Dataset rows

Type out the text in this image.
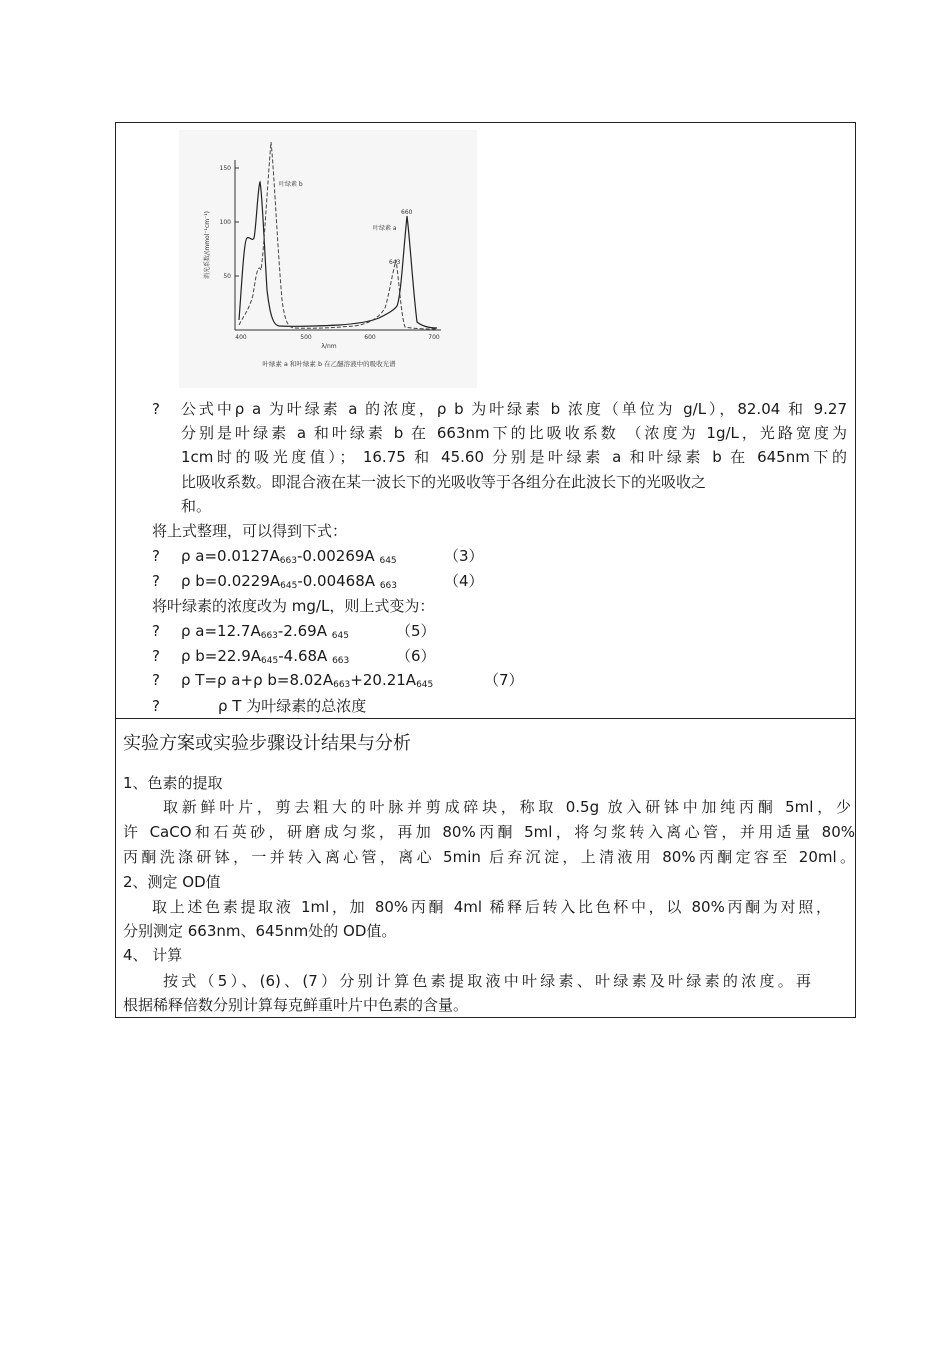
150
100
50
消光系数/(mmol⁻¹cm⁻¹)
400	500	600	700
λ/nm
叶绿素 b
叶绿素 a
660
643
叶绿素 a 和叶绿素 b 在乙醚溶液中的吸收光谱
? 公式中ρ a 为叶绿素 a 的浓度，ρ b 为叶绿素 b 浓度（单位为 g/L），82.04 和 9.27
分别是叶绿素 a 和叶绿素 b 在 663nm下的比吸收系数 （浓度为 1g/L，光路宽度为
1cm时的吸光度值）； 16.75 和 45.60 分别是叶绿素 a 和叶绿素 b 在 645nm下的
比吸收系数。即混合液在某一波长下的光吸收等于各组分在此波长下的光吸收之
和。
将上式整理，可以得到下式：
? ρ $a=0.0127A_{663}-0.00269A$ $_{645}$	（3）
? ρ $b=0.0229A_{645}-0.00468A$ $_{663}$	（4）
将叶绿素的浓度改为 mg/L，则上式变为：
? ρ $a=12.7A_{663}-2.69A$ $_{645}$	（5）
? ρ $b=22.9A_{645}-4.68A$ $_{663}$	（6）
? ρ T=ρ a+ρ $b=8.02A_{663}+20.21A_{645}$	（7）
?	ρ T 为叶绿素的总浓度
实验方案或实验步骤设计结果与分析
1、色素的提取
取新鲜叶片，剪去粗大的叶脉并剪成碎块，称取 0.5g 放入研钵中加纯丙酮 5ml，少
许 CaCO和石英砂，研磨成匀浆，再加 80%丙酮 5ml，将匀浆转入离心管，并用适量 80%
丙酮洗涤研钵，一并转入离心管，离心 5min 后弃沉淀，上清液用 80%丙酮定容至 20ml。
2、测定 OD值
取上述色素提取液 1ml，加 80%丙酮 4ml 稀释后转入比色杯中，以 80%丙酮为对照，
分别测定 663nm、645nm处的 OD值。
4、 计算
按式（5）、(6)、(7）分别计算色素提取液中叶绿素、叶绿素及叶绿素的浓度。再
根据稀释倍数分别计算每克鲜重叶片中色素的含量。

Stated goal: Every entry must be reproduced exactly, with the images left out.

Written response:
Type out the text in this image.
150
100
50
消光系数/(mmol⁻¹cm⁻¹)
400	500	600	700
λ/nm
叶绿素 b
叶绿素 a
660
643
叶绿素 a 和叶绿素 b 在乙醚溶液中的吸收光谱
? 公式中ρ a 为叶绿素 a 的浓度，ρ b 为叶绿素 b 浓度（单位为 g/L），82.04 和 9.27
分别是叶绿素 a 和叶绿素 b 在 663nm下的比吸收系数 （浓度为 1g/L，光路宽度为
1cm时的吸光度值）； 16.75 和 45.60 分别是叶绿素 a 和叶绿素 b 在 645nm下的
比吸收系数。即混合液在某一波长下的光吸收等于各组分在此波长下的光吸收之
和。
将上式整理，可以得到下式：
? ρ $a=0.0127A_{663}-0.00269A$ $_{645}$	（3）
? ρ $b=0.0229A_{645}-0.00468A$ $_{663}$	（4）
将叶绿素的浓度改为 mg/L，则上式变为：
? ρ $a=12.7A_{663}-2.69A$ $_{645}$	（5）
? ρ $b=22.9A_{645}-4.68A$ $_{663}$	（6）
? ρ T=ρ a+ρ $b=8.02A_{663}+20.21A_{645}$	（7）
?	ρ T 为叶绿素的总浓度
实验方案或实验步骤设计结果与分析
1、色素的提取
取新鲜叶片，剪去粗大的叶脉并剪成碎块，称取 0.5g 放入研钵中加纯丙酮 5ml，少
许 CaCO和石英砂，研磨成匀浆，再加 80%丙酮 5ml，将匀浆转入离心管，并用适量 80%
丙酮洗涤研钵，一并转入离心管，离心 5min 后弃沉淀，上清液用 80%丙酮定容至 20ml。
2、测定 OD值
取上述色素提取液 1ml，加 80%丙酮 4ml 稀释后转入比色杯中，以 80%丙酮为对照，
分别测定 663nm、645nm处的 OD值。
4、 计算
按式（5）、(6)、(7）分别计算色素提取液中叶绿素、叶绿素及叶绿素的浓度。再
根据稀释倍数分别计算每克鲜重叶片中色素的含量。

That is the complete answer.